DESCRIPTION OF THE TASK → Pictures don't belong in the copy; print all the records exactly.

[Stored entries]
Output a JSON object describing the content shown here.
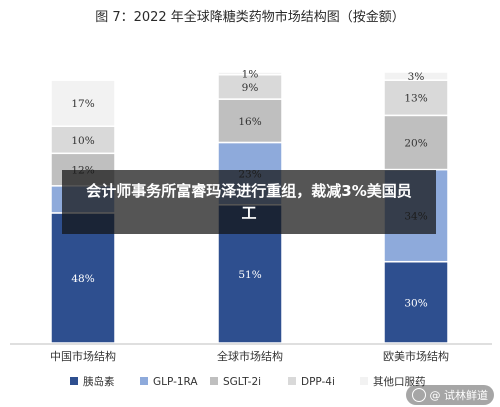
{
  "title": "图 7：2022 年全球降糖类药物市场结构图（按金额）",
  "overlay_headline": "会计师事务所富睿玛泽进行重组，裁减3%美国员工",
  "watermark": "@ 试林鲜道",
  "chart_data": {
    "type": "bar",
    "stacked": true,
    "percent_stacked": true,
    "categories": [
      "中国市场结构",
      "全球市场结构",
      "欧美市场结构"
    ],
    "series": [
      {
        "name": "胰岛素",
        "color": "#2e4f8f",
        "values": [
          48,
          51,
          30
        ],
        "labels": [
          "48%",
          "51%",
          "30%"
        ]
      },
      {
        "name": "GLP-1RA",
        "color": "#8eaadb",
        "values": [
          10,
          23,
          34
        ],
        "labels": [
          "",
          "23%",
          "34%"
        ]
      },
      {
        "name": "SGLT-2i",
        "color": "#bfbfbf",
        "values": [
          12,
          16,
          20
        ],
        "labels": [
          "12%",
          "16%",
          "20%"
        ]
      },
      {
        "name": "DPP-4i",
        "color": "#d9d9d9",
        "values": [
          10,
          9,
          13
        ],
        "labels": [
          "10%",
          "9%",
          "13%"
        ]
      },
      {
        "name": "其他口服药",
        "color": "#f2f2f2",
        "values": [
          17,
          1,
          3
        ],
        "labels": [
          "17%",
          "1%",
          "3%"
        ]
      }
    ],
    "ylim": [
      0,
      100
    ],
    "grid": false,
    "legend": "bottom"
  }
}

WRITTEN SOLUTION →
Output a JSON object describing the content shown here.
{
  "title": "图 7：2022 年全球降糖类药物市场结构图（按金额）",
  "overlay_headline": "会计师事务所富睿玛泽进行重组，裁减3%美国员工",
  "watermark": "@ 试林鲜道",
  "chart_data": {
    "type": "bar",
    "stacked": true,
    "percent_stacked": true,
    "categories": [
      "中国市场结构",
      "全球市场结构",
      "欧美市场结构"
    ],
    "series": [
      {
        "name": "胰岛素",
        "color": "#2e4f8f",
        "values": [
          48,
          51,
          30
        ],
        "labels": [
          "48%",
          "51%",
          "30%"
        ]
      },
      {
        "name": "GLP-1RA",
        "color": "#8eaadb",
        "values": [
          10,
          23,
          34
        ],
        "labels": [
          "",
          "23%",
          "34%"
        ]
      },
      {
        "name": "SGLT-2i",
        "color": "#bfbfbf",
        "values": [
          12,
          16,
          20
        ],
        "labels": [
          "12%",
          "16%",
          "20%"
        ]
      },
      {
        "name": "DPP-4i",
        "color": "#d9d9d9",
        "values": [
          10,
          9,
          13
        ],
        "labels": [
          "10%",
          "9%",
          "13%"
        ]
      },
      {
        "name": "其他口服药",
        "color": "#f2f2f2",
        "values": [
          17,
          1,
          3
        ],
        "labels": [
          "17%",
          "1%",
          "3%"
        ]
      }
    ],
    "ylim": [
      0,
      100
    ],
    "grid": false,
    "legend": "bottom"
  }
}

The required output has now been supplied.